WRITTEN PROBLEM. Images must not appear in your copy; reproduce every other part of the records exactly.

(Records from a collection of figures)

*****

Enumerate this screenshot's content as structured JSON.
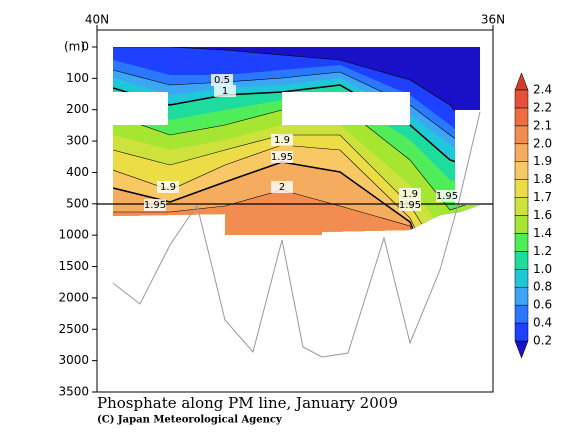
{
  "chart_data": {
    "type": "contour",
    "title": "Phosphate along PM line, January 2009",
    "credit": "(C) Japan Meteorological Agency",
    "ylabel": "(m)",
    "xlim": [
      40,
      36
    ],
    "xticks": [
      {
        "value": 40,
        "label": "40N"
      },
      {
        "value": 36,
        "label": "36N"
      }
    ],
    "ylim": [
      0,
      3500
    ],
    "yticks": [
      0,
      100,
      200,
      300,
      400,
      500,
      1000,
      1500,
      2000,
      2500,
      3000,
      3500
    ],
    "colorbar": {
      "ticks": [
        0.2,
        0.4,
        0.6,
        0.8,
        {
          "value": 1.0,
          "label": "1.0"
        },
        1.2,
        1.4,
        1.6,
        1.7,
        1.8,
        1.9,
        {
          "value": 2.0,
          "label": "2.0"
        },
        2.1,
        2.2,
        2.4
      ],
      "colors": [
        "#1a10c8",
        "#1e40ff",
        "#2a78ff",
        "#3ca6f5",
        "#1ec8d8",
        "#1edc9e",
        "#50ec5a",
        "#a6e632",
        "#cde23c",
        "#ecdc46",
        "#f7c864",
        "#f5ac5e",
        "#f28c50",
        "#ee6e40",
        "#e6503a",
        "#d23c28"
      ]
    },
    "contour_labels": [
      "0.5",
      "1",
      "1.9",
      "1.95",
      "1.9",
      "1.95",
      "2",
      "1.9",
      "1.95",
      "1.95"
    ]
  }
}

*****

FINISHED EXERCISE.
Enumerate this screenshot's content as structured JSON.
{
  "chart_data": {
    "type": "contour",
    "title": "Phosphate along PM line, January 2009",
    "credit": "(C) Japan Meteorological Agency",
    "ylabel": "(m)",
    "xlim": [
      40,
      36
    ],
    "xticks": [
      {
        "value": 40,
        "label": "40N"
      },
      {
        "value": 36,
        "label": "36N"
      }
    ],
    "ylim": [
      0,
      3500
    ],
    "yticks": [
      0,
      100,
      200,
      300,
      400,
      500,
      1000,
      1500,
      2000,
      2500,
      3000,
      3500
    ],
    "colorbar": {
      "ticks": [
        0.2,
        0.4,
        0.6,
        0.8,
        {
          "value": 1.0,
          "label": "1.0"
        },
        1.2,
        1.4,
        1.6,
        1.7,
        1.8,
        1.9,
        {
          "value": 2.0,
          "label": "2.0"
        },
        2.1,
        2.2,
        2.4
      ],
      "colors": [
        "#1a10c8",
        "#1e40ff",
        "#2a78ff",
        "#3ca6f5",
        "#1ec8d8",
        "#1edc9e",
        "#50ec5a",
        "#a6e632",
        "#cde23c",
        "#ecdc46",
        "#f7c864",
        "#f5ac5e",
        "#f28c50",
        "#ee6e40",
        "#e6503a",
        "#d23c28"
      ]
    },
    "contour_labels": [
      "0.5",
      "1",
      "1.9",
      "1.95",
      "1.9",
      "1.95",
      "2",
      "1.9",
      "1.95",
      "1.95"
    ]
  }
}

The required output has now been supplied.